> _WORK REQUIRED_
The entries below contain pictures. Retype everything except those pictures, exactly as given.

> _AVAILABLE DATA_
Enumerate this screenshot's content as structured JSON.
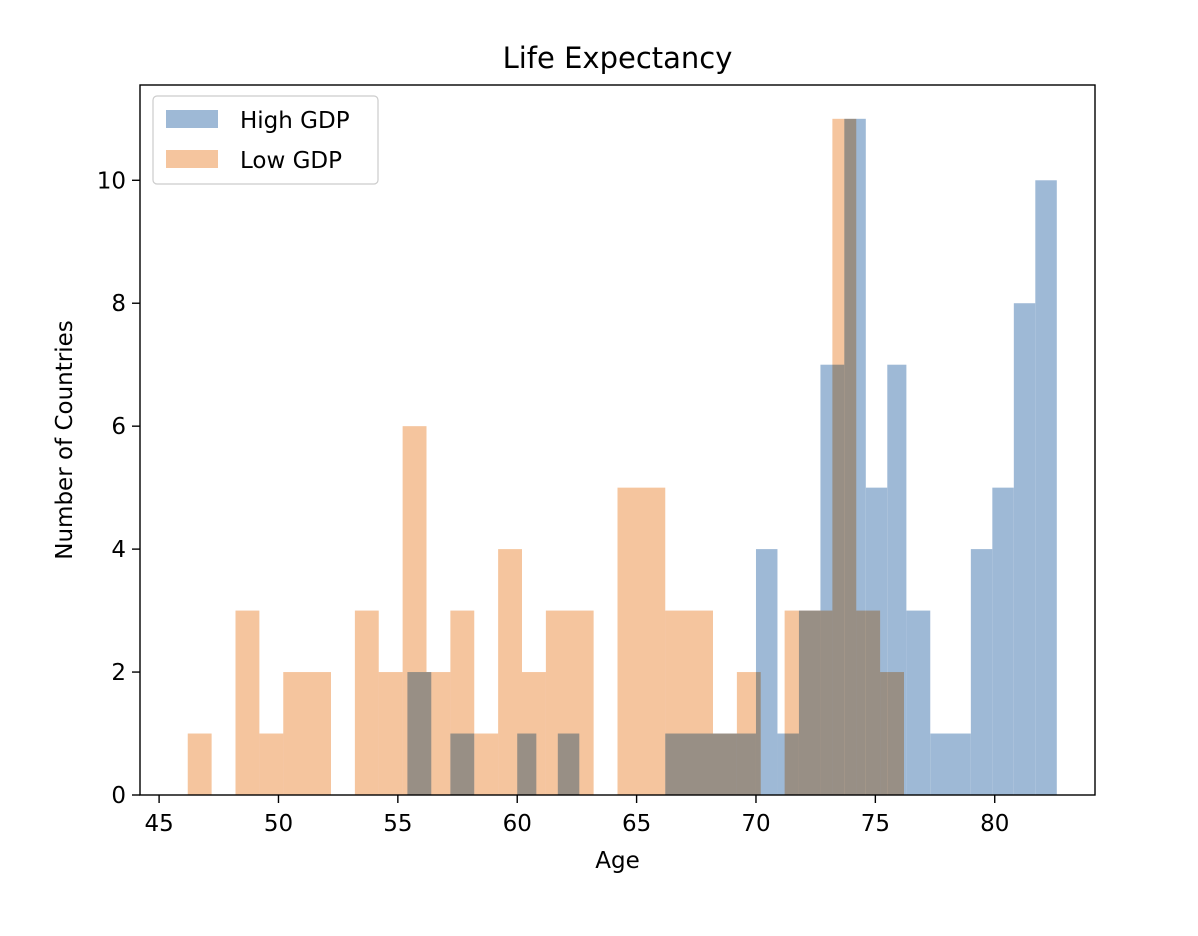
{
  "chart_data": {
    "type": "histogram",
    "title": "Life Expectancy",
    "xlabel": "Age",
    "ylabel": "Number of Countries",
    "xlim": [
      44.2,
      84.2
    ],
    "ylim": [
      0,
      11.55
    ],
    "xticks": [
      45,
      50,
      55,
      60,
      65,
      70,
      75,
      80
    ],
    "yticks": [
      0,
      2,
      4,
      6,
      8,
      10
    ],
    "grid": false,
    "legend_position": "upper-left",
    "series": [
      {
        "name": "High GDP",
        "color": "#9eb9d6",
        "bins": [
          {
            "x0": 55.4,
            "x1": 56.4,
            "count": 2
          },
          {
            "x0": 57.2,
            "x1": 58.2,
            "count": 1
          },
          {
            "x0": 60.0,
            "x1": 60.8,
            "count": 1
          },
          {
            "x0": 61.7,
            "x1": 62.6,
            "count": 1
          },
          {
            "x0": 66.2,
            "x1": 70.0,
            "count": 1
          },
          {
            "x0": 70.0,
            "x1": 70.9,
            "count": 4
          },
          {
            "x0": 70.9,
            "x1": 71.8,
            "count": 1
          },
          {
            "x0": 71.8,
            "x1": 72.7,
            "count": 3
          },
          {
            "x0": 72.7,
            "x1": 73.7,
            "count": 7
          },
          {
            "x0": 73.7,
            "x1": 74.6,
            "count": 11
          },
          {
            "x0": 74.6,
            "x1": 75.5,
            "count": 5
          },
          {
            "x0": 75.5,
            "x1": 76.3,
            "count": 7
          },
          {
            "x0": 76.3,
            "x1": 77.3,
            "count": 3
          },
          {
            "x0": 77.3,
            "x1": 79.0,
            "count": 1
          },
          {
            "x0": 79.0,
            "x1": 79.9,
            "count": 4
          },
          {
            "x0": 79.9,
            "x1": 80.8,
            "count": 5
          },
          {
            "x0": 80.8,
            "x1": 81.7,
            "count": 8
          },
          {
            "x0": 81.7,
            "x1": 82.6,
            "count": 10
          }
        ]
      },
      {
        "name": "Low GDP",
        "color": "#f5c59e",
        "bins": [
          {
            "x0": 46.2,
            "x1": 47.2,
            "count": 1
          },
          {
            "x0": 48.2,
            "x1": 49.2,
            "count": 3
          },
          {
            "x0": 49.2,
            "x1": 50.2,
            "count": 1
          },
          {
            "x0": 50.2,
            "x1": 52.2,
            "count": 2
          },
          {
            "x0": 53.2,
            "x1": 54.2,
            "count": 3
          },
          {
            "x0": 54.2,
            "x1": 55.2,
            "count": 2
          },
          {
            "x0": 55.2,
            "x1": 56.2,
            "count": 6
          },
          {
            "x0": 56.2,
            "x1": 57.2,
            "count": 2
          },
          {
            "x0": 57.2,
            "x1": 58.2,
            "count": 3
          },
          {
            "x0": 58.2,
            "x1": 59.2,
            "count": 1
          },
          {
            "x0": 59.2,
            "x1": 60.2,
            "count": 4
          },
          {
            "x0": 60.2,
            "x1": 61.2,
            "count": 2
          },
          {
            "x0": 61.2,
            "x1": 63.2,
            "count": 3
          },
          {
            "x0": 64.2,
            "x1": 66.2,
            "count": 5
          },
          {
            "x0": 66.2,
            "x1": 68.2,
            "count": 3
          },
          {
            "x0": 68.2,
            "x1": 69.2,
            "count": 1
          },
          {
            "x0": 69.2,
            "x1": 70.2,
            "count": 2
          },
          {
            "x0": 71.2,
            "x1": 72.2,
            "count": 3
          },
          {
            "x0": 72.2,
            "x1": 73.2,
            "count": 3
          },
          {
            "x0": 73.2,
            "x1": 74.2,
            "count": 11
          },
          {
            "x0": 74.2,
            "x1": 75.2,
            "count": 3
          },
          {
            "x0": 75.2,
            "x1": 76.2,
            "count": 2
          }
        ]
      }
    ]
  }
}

> _REPLY_
Enumerate this screenshot's content as structured JSON.
{
  "chart_data": {
    "type": "histogram",
    "title": "Life Expectancy",
    "xlabel": "Age",
    "ylabel": "Number of Countries",
    "xlim": [
      44.2,
      84.2
    ],
    "ylim": [
      0,
      11.55
    ],
    "xticks": [
      45,
      50,
      55,
      60,
      65,
      70,
      75,
      80
    ],
    "yticks": [
      0,
      2,
      4,
      6,
      8,
      10
    ],
    "grid": false,
    "legend_position": "upper-left",
    "series": [
      {
        "name": "High GDP",
        "color": "#9eb9d6",
        "bins": [
          {
            "x0": 55.4,
            "x1": 56.4,
            "count": 2
          },
          {
            "x0": 57.2,
            "x1": 58.2,
            "count": 1
          },
          {
            "x0": 60.0,
            "x1": 60.8,
            "count": 1
          },
          {
            "x0": 61.7,
            "x1": 62.6,
            "count": 1
          },
          {
            "x0": 66.2,
            "x1": 70.0,
            "count": 1
          },
          {
            "x0": 70.0,
            "x1": 70.9,
            "count": 4
          },
          {
            "x0": 70.9,
            "x1": 71.8,
            "count": 1
          },
          {
            "x0": 71.8,
            "x1": 72.7,
            "count": 3
          },
          {
            "x0": 72.7,
            "x1": 73.7,
            "count": 7
          },
          {
            "x0": 73.7,
            "x1": 74.6,
            "count": 11
          },
          {
            "x0": 74.6,
            "x1": 75.5,
            "count": 5
          },
          {
            "x0": 75.5,
            "x1": 76.3,
            "count": 7
          },
          {
            "x0": 76.3,
            "x1": 77.3,
            "count": 3
          },
          {
            "x0": 77.3,
            "x1": 79.0,
            "count": 1
          },
          {
            "x0": 79.0,
            "x1": 79.9,
            "count": 4
          },
          {
            "x0": 79.9,
            "x1": 80.8,
            "count": 5
          },
          {
            "x0": 80.8,
            "x1": 81.7,
            "count": 8
          },
          {
            "x0": 81.7,
            "x1": 82.6,
            "count": 10
          }
        ]
      },
      {
        "name": "Low GDP",
        "color": "#f5c59e",
        "bins": [
          {
            "x0": 46.2,
            "x1": 47.2,
            "count": 1
          },
          {
            "x0": 48.2,
            "x1": 49.2,
            "count": 3
          },
          {
            "x0": 49.2,
            "x1": 50.2,
            "count": 1
          },
          {
            "x0": 50.2,
            "x1": 52.2,
            "count": 2
          },
          {
            "x0": 53.2,
            "x1": 54.2,
            "count": 3
          },
          {
            "x0": 54.2,
            "x1": 55.2,
            "count": 2
          },
          {
            "x0": 55.2,
            "x1": 56.2,
            "count": 6
          },
          {
            "x0": 56.2,
            "x1": 57.2,
            "count": 2
          },
          {
            "x0": 57.2,
            "x1": 58.2,
            "count": 3
          },
          {
            "x0": 58.2,
            "x1": 59.2,
            "count": 1
          },
          {
            "x0": 59.2,
            "x1": 60.2,
            "count": 4
          },
          {
            "x0": 60.2,
            "x1": 61.2,
            "count": 2
          },
          {
            "x0": 61.2,
            "x1": 63.2,
            "count": 3
          },
          {
            "x0": 64.2,
            "x1": 66.2,
            "count": 5
          },
          {
            "x0": 66.2,
            "x1": 68.2,
            "count": 3
          },
          {
            "x0": 68.2,
            "x1": 69.2,
            "count": 1
          },
          {
            "x0": 69.2,
            "x1": 70.2,
            "count": 2
          },
          {
            "x0": 71.2,
            "x1": 72.2,
            "count": 3
          },
          {
            "x0": 72.2,
            "x1": 73.2,
            "count": 3
          },
          {
            "x0": 73.2,
            "x1": 74.2,
            "count": 11
          },
          {
            "x0": 74.2,
            "x1": 75.2,
            "count": 3
          },
          {
            "x0": 75.2,
            "x1": 76.2,
            "count": 2
          }
        ]
      }
    ]
  }
}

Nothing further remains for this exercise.